▶ **What this task involves**:
Write out the listing beneath this instruction in its entirety, exactly as it reads.

....................

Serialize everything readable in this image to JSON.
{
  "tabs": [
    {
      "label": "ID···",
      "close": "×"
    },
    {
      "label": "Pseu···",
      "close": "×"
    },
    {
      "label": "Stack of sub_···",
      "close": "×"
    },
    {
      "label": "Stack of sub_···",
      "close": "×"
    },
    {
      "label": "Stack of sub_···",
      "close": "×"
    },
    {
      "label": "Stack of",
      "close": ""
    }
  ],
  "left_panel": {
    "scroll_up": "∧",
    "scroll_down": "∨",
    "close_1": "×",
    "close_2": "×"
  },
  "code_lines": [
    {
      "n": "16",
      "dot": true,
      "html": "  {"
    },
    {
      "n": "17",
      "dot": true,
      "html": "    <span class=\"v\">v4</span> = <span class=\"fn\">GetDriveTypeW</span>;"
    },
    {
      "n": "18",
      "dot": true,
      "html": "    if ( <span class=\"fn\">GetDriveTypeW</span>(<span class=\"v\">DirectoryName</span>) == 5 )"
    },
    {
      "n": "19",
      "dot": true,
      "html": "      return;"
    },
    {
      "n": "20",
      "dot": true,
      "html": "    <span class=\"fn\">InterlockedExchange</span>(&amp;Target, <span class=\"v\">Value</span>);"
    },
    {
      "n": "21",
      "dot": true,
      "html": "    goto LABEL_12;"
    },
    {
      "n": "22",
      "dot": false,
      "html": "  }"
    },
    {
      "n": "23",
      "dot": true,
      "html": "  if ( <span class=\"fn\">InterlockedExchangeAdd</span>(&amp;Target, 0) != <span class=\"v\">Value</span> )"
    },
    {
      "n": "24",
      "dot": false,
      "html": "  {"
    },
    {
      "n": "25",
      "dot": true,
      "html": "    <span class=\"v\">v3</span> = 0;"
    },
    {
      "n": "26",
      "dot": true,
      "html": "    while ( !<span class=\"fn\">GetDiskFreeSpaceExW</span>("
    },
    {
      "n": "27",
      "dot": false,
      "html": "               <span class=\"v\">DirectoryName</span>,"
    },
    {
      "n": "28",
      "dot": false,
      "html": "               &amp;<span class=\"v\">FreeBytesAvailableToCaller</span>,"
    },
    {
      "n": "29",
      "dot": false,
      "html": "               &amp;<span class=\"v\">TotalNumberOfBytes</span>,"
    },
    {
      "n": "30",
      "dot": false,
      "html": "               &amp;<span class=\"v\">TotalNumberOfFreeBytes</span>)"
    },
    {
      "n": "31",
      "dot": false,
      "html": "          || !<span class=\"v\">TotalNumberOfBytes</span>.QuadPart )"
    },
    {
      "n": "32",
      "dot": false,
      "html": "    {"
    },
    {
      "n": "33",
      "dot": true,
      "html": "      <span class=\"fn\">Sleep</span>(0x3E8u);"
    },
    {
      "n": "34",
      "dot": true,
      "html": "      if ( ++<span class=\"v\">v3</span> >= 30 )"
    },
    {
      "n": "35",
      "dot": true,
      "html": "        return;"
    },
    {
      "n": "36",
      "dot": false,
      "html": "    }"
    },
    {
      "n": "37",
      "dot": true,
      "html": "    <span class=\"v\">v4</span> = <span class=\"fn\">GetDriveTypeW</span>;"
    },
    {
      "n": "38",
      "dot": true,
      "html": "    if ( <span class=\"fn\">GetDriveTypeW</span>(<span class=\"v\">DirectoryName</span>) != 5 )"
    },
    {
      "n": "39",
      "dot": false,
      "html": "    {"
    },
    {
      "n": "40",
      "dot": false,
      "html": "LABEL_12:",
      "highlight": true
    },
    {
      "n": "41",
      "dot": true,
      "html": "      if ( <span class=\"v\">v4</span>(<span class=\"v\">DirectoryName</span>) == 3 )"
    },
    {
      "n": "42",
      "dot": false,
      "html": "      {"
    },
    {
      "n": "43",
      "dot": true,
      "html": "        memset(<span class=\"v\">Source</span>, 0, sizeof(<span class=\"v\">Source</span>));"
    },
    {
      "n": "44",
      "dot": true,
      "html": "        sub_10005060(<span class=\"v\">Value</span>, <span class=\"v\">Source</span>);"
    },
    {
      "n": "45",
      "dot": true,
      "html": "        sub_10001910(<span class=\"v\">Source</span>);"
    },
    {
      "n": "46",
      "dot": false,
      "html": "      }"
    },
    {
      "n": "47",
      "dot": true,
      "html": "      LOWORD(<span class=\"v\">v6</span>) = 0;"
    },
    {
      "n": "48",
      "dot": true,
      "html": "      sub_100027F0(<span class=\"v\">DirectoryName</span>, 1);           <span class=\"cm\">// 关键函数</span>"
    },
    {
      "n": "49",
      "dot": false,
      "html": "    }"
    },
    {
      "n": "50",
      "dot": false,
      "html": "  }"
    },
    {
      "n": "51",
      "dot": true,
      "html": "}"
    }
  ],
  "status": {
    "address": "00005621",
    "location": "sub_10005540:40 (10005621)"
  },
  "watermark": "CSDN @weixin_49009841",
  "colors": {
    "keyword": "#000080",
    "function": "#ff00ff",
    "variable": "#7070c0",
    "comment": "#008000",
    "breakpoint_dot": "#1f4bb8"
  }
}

....................

▶ **Task response**:
Serialize everything readable in this image to JSON.
{
  "tabs": [
    {
      "label": "ID···",
      "close": "×"
    },
    {
      "label": "Pseu···",
      "close": "×"
    },
    {
      "label": "Stack of sub_···",
      "close": "×"
    },
    {
      "label": "Stack of sub_···",
      "close": "×"
    },
    {
      "label": "Stack of sub_···",
      "close": "×"
    },
    {
      "label": "Stack of",
      "close": ""
    }
  ],
  "left_panel": {
    "scroll_up": "∧",
    "scroll_down": "∨",
    "close_1": "×",
    "close_2": "×"
  },
  "code_lines": [
    {
      "n": "16",
      "dot": true,
      "html": "  {"
    },
    {
      "n": "17",
      "dot": true,
      "html": "    <span class=\"v\">v4</span> = <span class=\"fn\">GetDriveTypeW</span>;"
    },
    {
      "n": "18",
      "dot": true,
      "html": "    if ( <span class=\"fn\">GetDriveTypeW</span>(<span class=\"v\">DirectoryName</span>) == 5 )"
    },
    {
      "n": "19",
      "dot": true,
      "html": "      return;"
    },
    {
      "n": "20",
      "dot": true,
      "html": "    <span class=\"fn\">InterlockedExchange</span>(&amp;Target, <span class=\"v\">Value</span>);"
    },
    {
      "n": "21",
      "dot": true,
      "html": "    goto LABEL_12;"
    },
    {
      "n": "22",
      "dot": false,
      "html": "  }"
    },
    {
      "n": "23",
      "dot": true,
      "html": "  if ( <span class=\"fn\">InterlockedExchangeAdd</span>(&amp;Target, 0) != <span class=\"v\">Value</span> )"
    },
    {
      "n": "24",
      "dot": false,
      "html": "  {"
    },
    {
      "n": "25",
      "dot": true,
      "html": "    <span class=\"v\">v3</span> = 0;"
    },
    {
      "n": "26",
      "dot": true,
      "html": "    while ( !<span class=\"fn\">GetDiskFreeSpaceExW</span>("
    },
    {
      "n": "27",
      "dot": false,
      "html": "               <span class=\"v\">DirectoryName</span>,"
    },
    {
      "n": "28",
      "dot": false,
      "html": "               &amp;<span class=\"v\">FreeBytesAvailableToCaller</span>,"
    },
    {
      "n": "29",
      "dot": false,
      "html": "               &amp;<span class=\"v\">TotalNumberOfBytes</span>,"
    },
    {
      "n": "30",
      "dot": false,
      "html": "               &amp;<span class=\"v\">TotalNumberOfFreeBytes</span>)"
    },
    {
      "n": "31",
      "dot": false,
      "html": "          || !<span class=\"v\">TotalNumberOfBytes</span>.QuadPart )"
    },
    {
      "n": "32",
      "dot": false,
      "html": "    {"
    },
    {
      "n": "33",
      "dot": true,
      "html": "      <span class=\"fn\">Sleep</span>(0x3E8u);"
    },
    {
      "n": "34",
      "dot": true,
      "html": "      if ( ++<span class=\"v\">v3</span> >= 30 )"
    },
    {
      "n": "35",
      "dot": true,
      "html": "        return;"
    },
    {
      "n": "36",
      "dot": false,
      "html": "    }"
    },
    {
      "n": "37",
      "dot": true,
      "html": "    <span class=\"v\">v4</span> = <span class=\"fn\">GetDriveTypeW</span>;"
    },
    {
      "n": "38",
      "dot": true,
      "html": "    if ( <span class=\"fn\">GetDriveTypeW</span>(<span class=\"v\">DirectoryName</span>) != 5 )"
    },
    {
      "n": "39",
      "dot": false,
      "html": "    {"
    },
    {
      "n": "40",
      "dot": false,
      "html": "LABEL_12:",
      "highlight": true
    },
    {
      "n": "41",
      "dot": true,
      "html": "      if ( <span class=\"v\">v4</span>(<span class=\"v\">DirectoryName</span>) == 3 )"
    },
    {
      "n": "42",
      "dot": false,
      "html": "      {"
    },
    {
      "n": "43",
      "dot": true,
      "html": "        memset(<span class=\"v\">Source</span>, 0, sizeof(<span class=\"v\">Source</span>));"
    },
    {
      "n": "44",
      "dot": true,
      "html": "        sub_10005060(<span class=\"v\">Value</span>, <span class=\"v\">Source</span>);"
    },
    {
      "n": "45",
      "dot": true,
      "html": "        sub_10001910(<span class=\"v\">Source</span>);"
    },
    {
      "n": "46",
      "dot": false,
      "html": "      }"
    },
    {
      "n": "47",
      "dot": true,
      "html": "      LOWORD(<span class=\"v\">v6</span>) = 0;"
    },
    {
      "n": "48",
      "dot": true,
      "html": "      sub_100027F0(<span class=\"v\">DirectoryName</span>, 1);           <span class=\"cm\">// 关键函数</span>"
    },
    {
      "n": "49",
      "dot": false,
      "html": "    }"
    },
    {
      "n": "50",
      "dot": false,
      "html": "  }"
    },
    {
      "n": "51",
      "dot": true,
      "html": "}"
    }
  ],
  "status": {
    "address": "00005621",
    "location": "sub_10005540:40 (10005621)"
  },
  "watermark": "CSDN @weixin_49009841",
  "colors": {
    "keyword": "#000080",
    "function": "#ff00ff",
    "variable": "#7070c0",
    "comment": "#008000",
    "breakpoint_dot": "#1f4bb8"
  }
}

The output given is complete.